── INPUT RECORDS

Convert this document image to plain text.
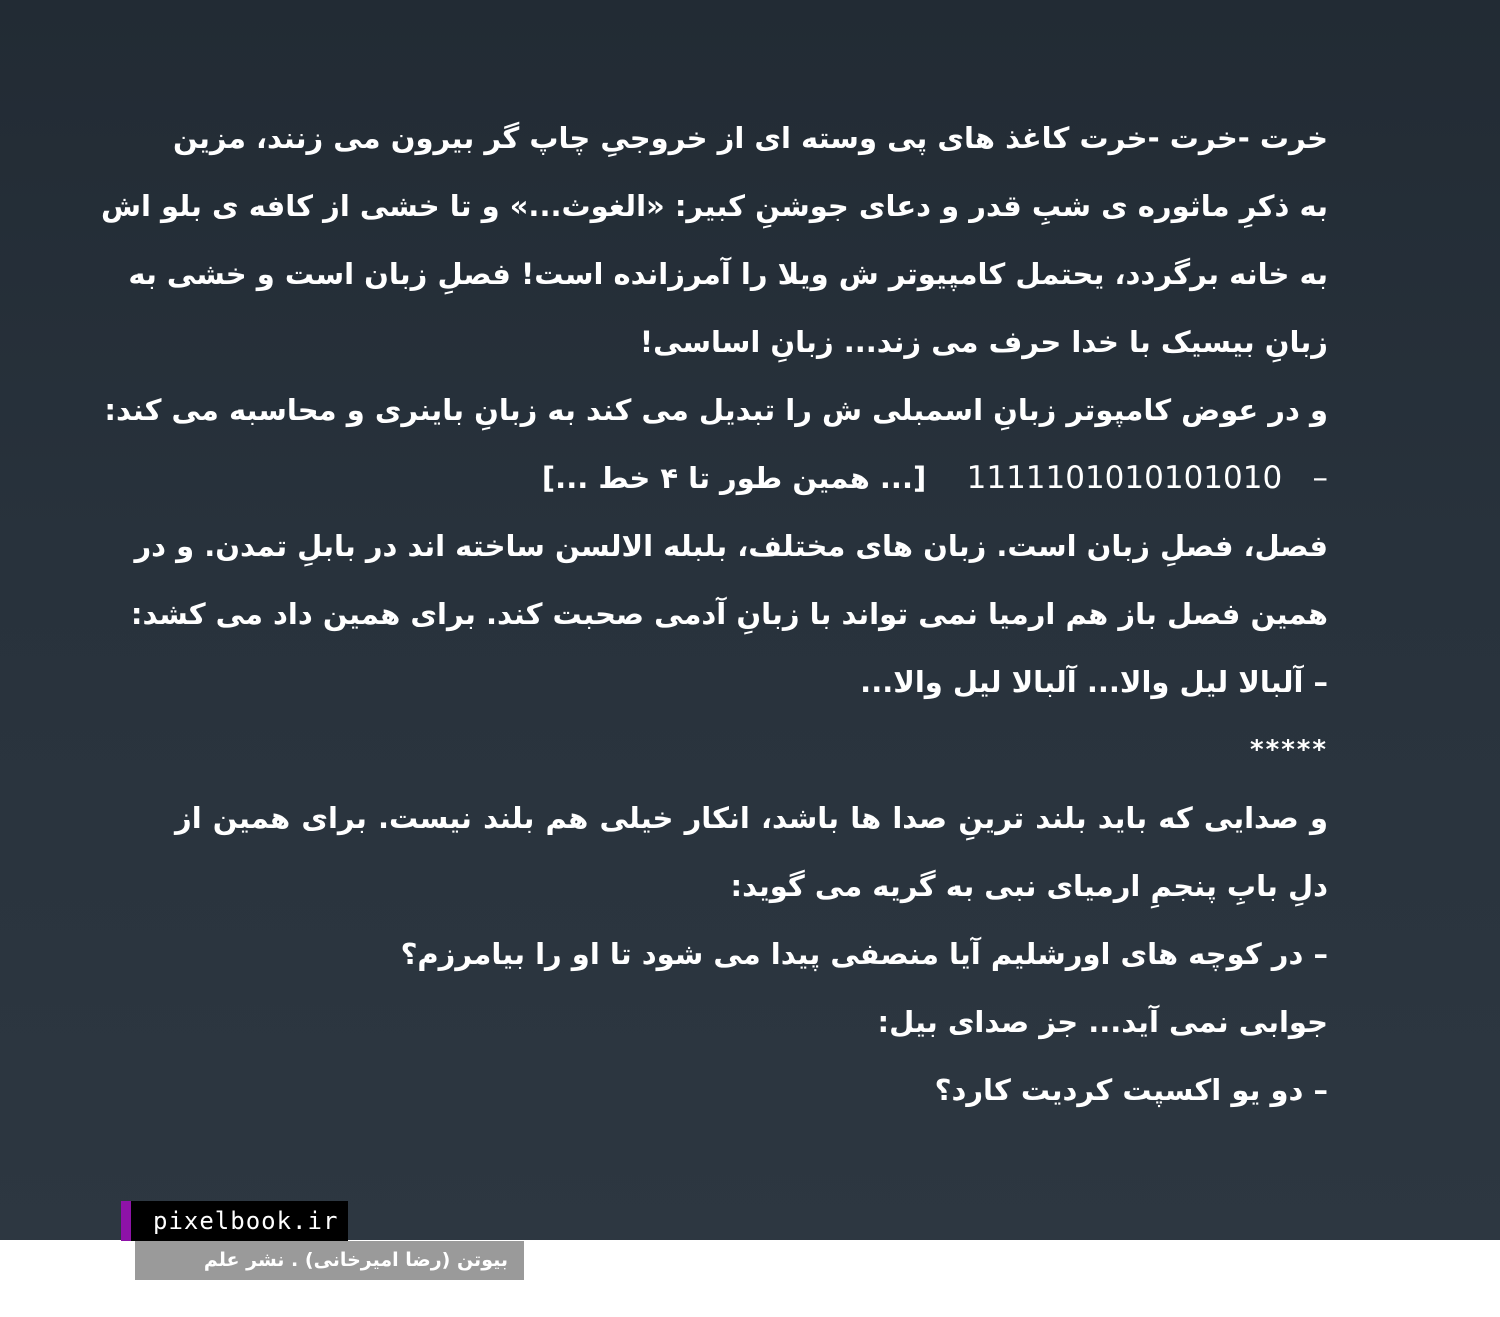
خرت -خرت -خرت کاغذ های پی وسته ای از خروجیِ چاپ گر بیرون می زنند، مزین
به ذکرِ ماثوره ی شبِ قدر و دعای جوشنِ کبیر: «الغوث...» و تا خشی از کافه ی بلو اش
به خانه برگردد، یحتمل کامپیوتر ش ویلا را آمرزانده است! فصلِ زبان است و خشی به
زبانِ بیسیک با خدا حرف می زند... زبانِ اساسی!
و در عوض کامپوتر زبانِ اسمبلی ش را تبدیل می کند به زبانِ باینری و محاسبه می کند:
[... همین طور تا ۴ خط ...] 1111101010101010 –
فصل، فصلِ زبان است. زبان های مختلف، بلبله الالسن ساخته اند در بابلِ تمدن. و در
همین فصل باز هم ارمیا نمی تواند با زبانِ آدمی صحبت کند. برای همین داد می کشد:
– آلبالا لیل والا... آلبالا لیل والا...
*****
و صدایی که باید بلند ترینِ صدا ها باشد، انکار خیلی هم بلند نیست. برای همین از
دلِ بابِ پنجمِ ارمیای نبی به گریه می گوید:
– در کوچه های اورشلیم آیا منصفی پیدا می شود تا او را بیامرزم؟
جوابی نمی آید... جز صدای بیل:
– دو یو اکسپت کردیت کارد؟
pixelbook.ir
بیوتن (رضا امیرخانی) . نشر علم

────

- _JOB_
Using the listing above, return all lines where the word "همین" occurs.

- _RESULT OF THIS TASK_
[... همین طور تا ۴ خط ...] 1111101010101010 –
همین فصل باز هم ارمیا نمی تواند با زبانِ آدمی صحبت کند. برای همین داد می کشد:
و صدایی که باید بلند ترینِ صدا ها باشد، انکار خیلی هم بلند نیست. برای همین از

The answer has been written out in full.